__WRITTEN TASK__: Exact reproduction of the data is required, with images excluded.
::: DATASET RECORDS :::
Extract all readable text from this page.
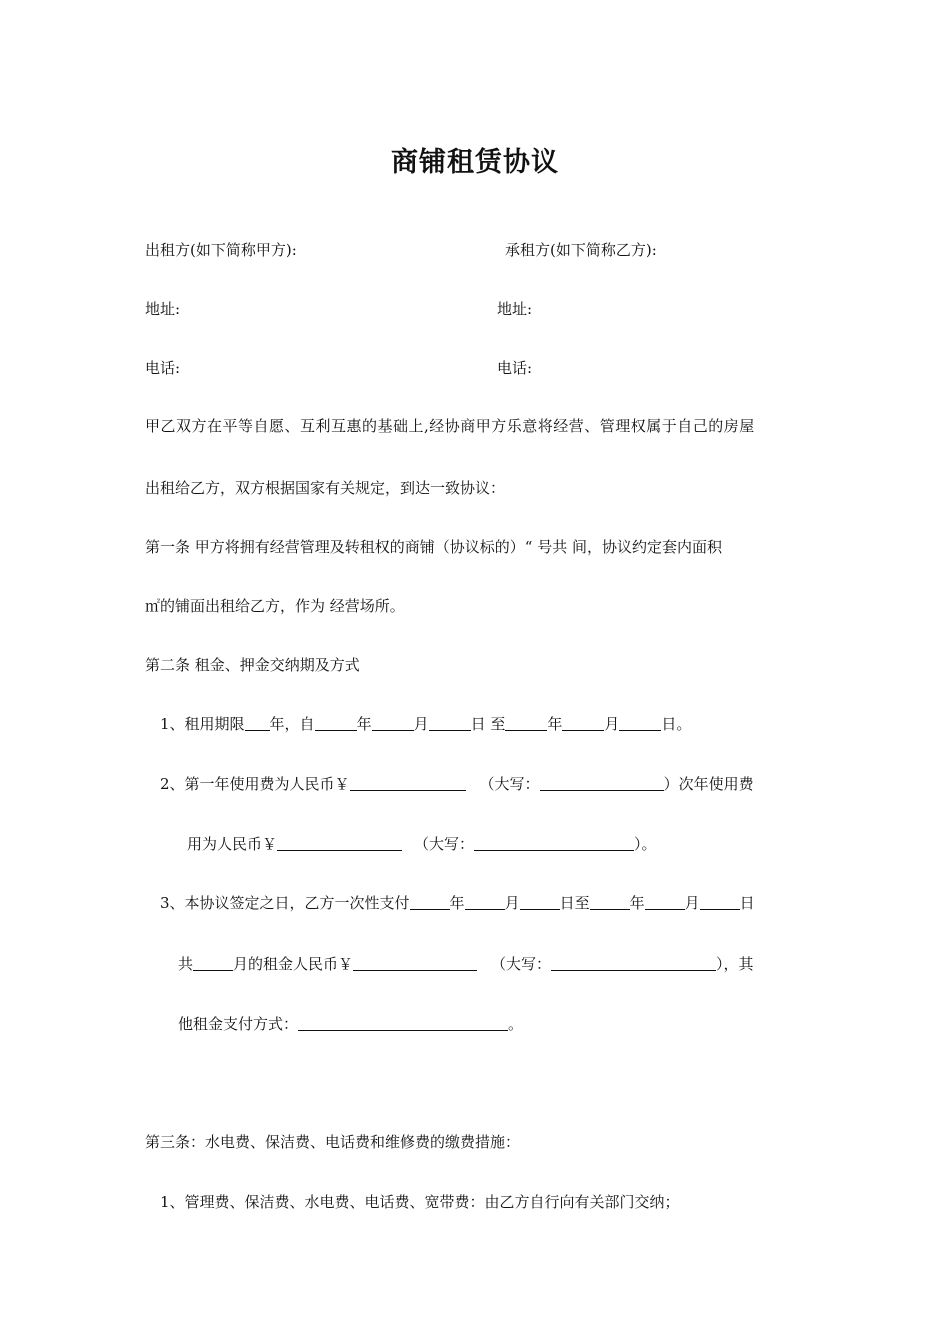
商铺租赁协议
出租方(如下简称甲方):	承租方(如下简称乙方):
地址:	地址:
电话:	电话:
甲乙双方在平等自愿、互利互惠的基础上,经协商甲方乐意将经营、管理权属于自己的房屋
出租给乙方，双方根据国家有关规定，到达一致协议：
第一条 甲方将拥有经营管理及转租权的商铺（协议标的）“ 号共 间，协议约定套内面积
㎡的铺面出租给乙方，作为 经营场所。
第二条 租金、押金交纳期及方式
1、租用期限 年，自	年	月	日 至	年	月	日。
2、第一年使用费为人民币￥	（大写：	）次年使用费
用为人民币￥	（大写：	）。
3、本协议签定之日，乙方一次性支付	年	月	日至	年	月	日
共	月的租金人民币￥	（大写：	），其
他租金支付方式：	。
第三条：水电费、保洁费、电话费和维修费的缴费措施：
1、管理费、保洁费、水电费、电话费、宽带费：由乙方自行向有关部门交纳；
:::
__EXPECTED ANSWER__:
Extract all readable text from this page.
商铺租赁协议
出租方(如下简称甲方):	承租方(如下简称乙方):
地址:	地址:
电话:	电话:
甲乙双方在平等自愿、互利互惠的基础上,经协商甲方乐意将经营、管理权属于自己的房屋
出租给乙方，双方根据国家有关规定，到达一致协议：
第一条 甲方将拥有经营管理及转租权的商铺（协议标的）“ 号共 间，协议约定套内面积
㎡的铺面出租给乙方，作为 经营场所。
第二条 租金、押金交纳期及方式
1、租用期限 年，自	年	月	日 至	年	月	日。
2、第一年使用费为人民币￥	（大写：	）次年使用费
用为人民币￥	（大写：	）。
3、本协议签定之日，乙方一次性支付	年	月	日至	年	月	日
共	月的租金人民币￥	（大写：	），其
他租金支付方式：	。
第三条：水电费、保洁费、电话费和维修费的缴费措施：
1、管理费、保洁费、水电费、电话费、宽带费：由乙方自行向有关部门交纳；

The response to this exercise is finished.